** START Extracted entries **

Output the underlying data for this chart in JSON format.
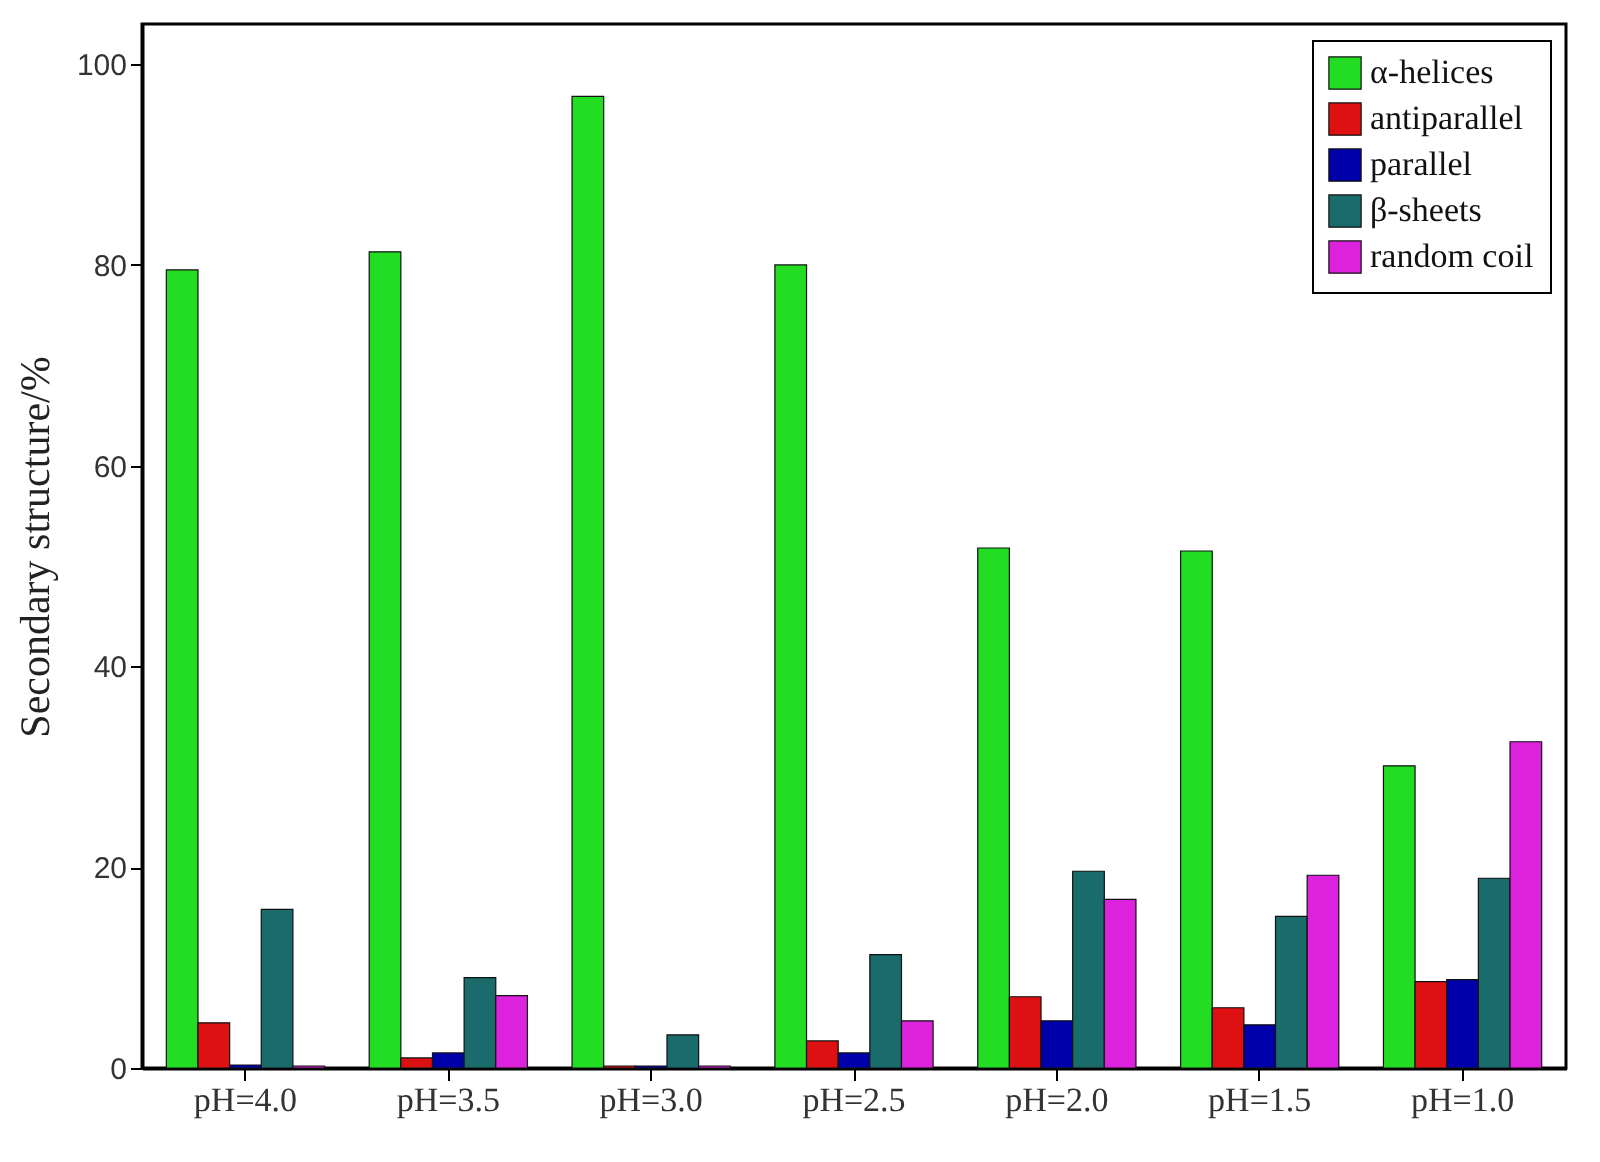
{
  "chart_data": {
    "type": "bar",
    "ylabel": "Secondary structure/%",
    "categories": [
      "pH=4.0",
      "pH=3.5",
      "pH=3.0",
      "pH=2.5",
      "pH=2.0",
      "pH=1.5",
      "pH=1.0"
    ],
    "series": [
      {
        "name": "α-helices",
        "color": "#22dd22",
        "values": [
          79.5,
          81.3,
          96.8,
          80,
          51.8,
          51.5,
          30.1
        ]
      },
      {
        "name": "antiparallel",
        "color": "#dd1111",
        "values": [
          4.5,
          1.0,
          0.2,
          2.7,
          7.1,
          6.0,
          8.6
        ]
      },
      {
        "name": "parallel",
        "color": "#0000aa",
        "values": [
          0.3,
          1.5,
          0.2,
          1.5,
          4.7,
          4.3,
          8.8
        ]
      },
      {
        "name": "β-sheets",
        "color": "#1a6b6b",
        "values": [
          15.8,
          9.0,
          3.3,
          11.3,
          19.6,
          15.1,
          18.9
        ]
      },
      {
        "name": "random coil",
        "color": "#dd22dd",
        "values": [
          0.2,
          7.2,
          0.2,
          4.7,
          16.8,
          19.2,
          32.5
        ]
      }
    ],
    "ylim": [
      0,
      104
    ],
    "yticks": [
      0,
      20,
      40,
      60,
      80,
      100
    ],
    "grid": false,
    "legend": "top right"
  }
}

** END Extracted entries **

§ What the exercise asks: Pictures in the data above should not be copied; transcribe everything else exactly.

§ Reply to the exercise:
Output the underlying data for this chart in JSON format.
{
  "chart_data": {
    "type": "bar",
    "ylabel": "Secondary structure/%",
    "categories": [
      "pH=4.0",
      "pH=3.5",
      "pH=3.0",
      "pH=2.5",
      "pH=2.0",
      "pH=1.5",
      "pH=1.0"
    ],
    "series": [
      {
        "name": "α-helices",
        "color": "#22dd22",
        "values": [
          79.5,
          81.3,
          96.8,
          80,
          51.8,
          51.5,
          30.1
        ]
      },
      {
        "name": "antiparallel",
        "color": "#dd1111",
        "values": [
          4.5,
          1.0,
          0.2,
          2.7,
          7.1,
          6.0,
          8.6
        ]
      },
      {
        "name": "parallel",
        "color": "#0000aa",
        "values": [
          0.3,
          1.5,
          0.2,
          1.5,
          4.7,
          4.3,
          8.8
        ]
      },
      {
        "name": "β-sheets",
        "color": "#1a6b6b",
        "values": [
          15.8,
          9.0,
          3.3,
          11.3,
          19.6,
          15.1,
          18.9
        ]
      },
      {
        "name": "random coil",
        "color": "#dd22dd",
        "values": [
          0.2,
          7.2,
          0.2,
          4.7,
          16.8,
          19.2,
          32.5
        ]
      }
    ],
    "ylim": [
      0,
      104
    ],
    "yticks": [
      0,
      20,
      40,
      60,
      80,
      100
    ],
    "grid": false,
    "legend": "top right"
  }
}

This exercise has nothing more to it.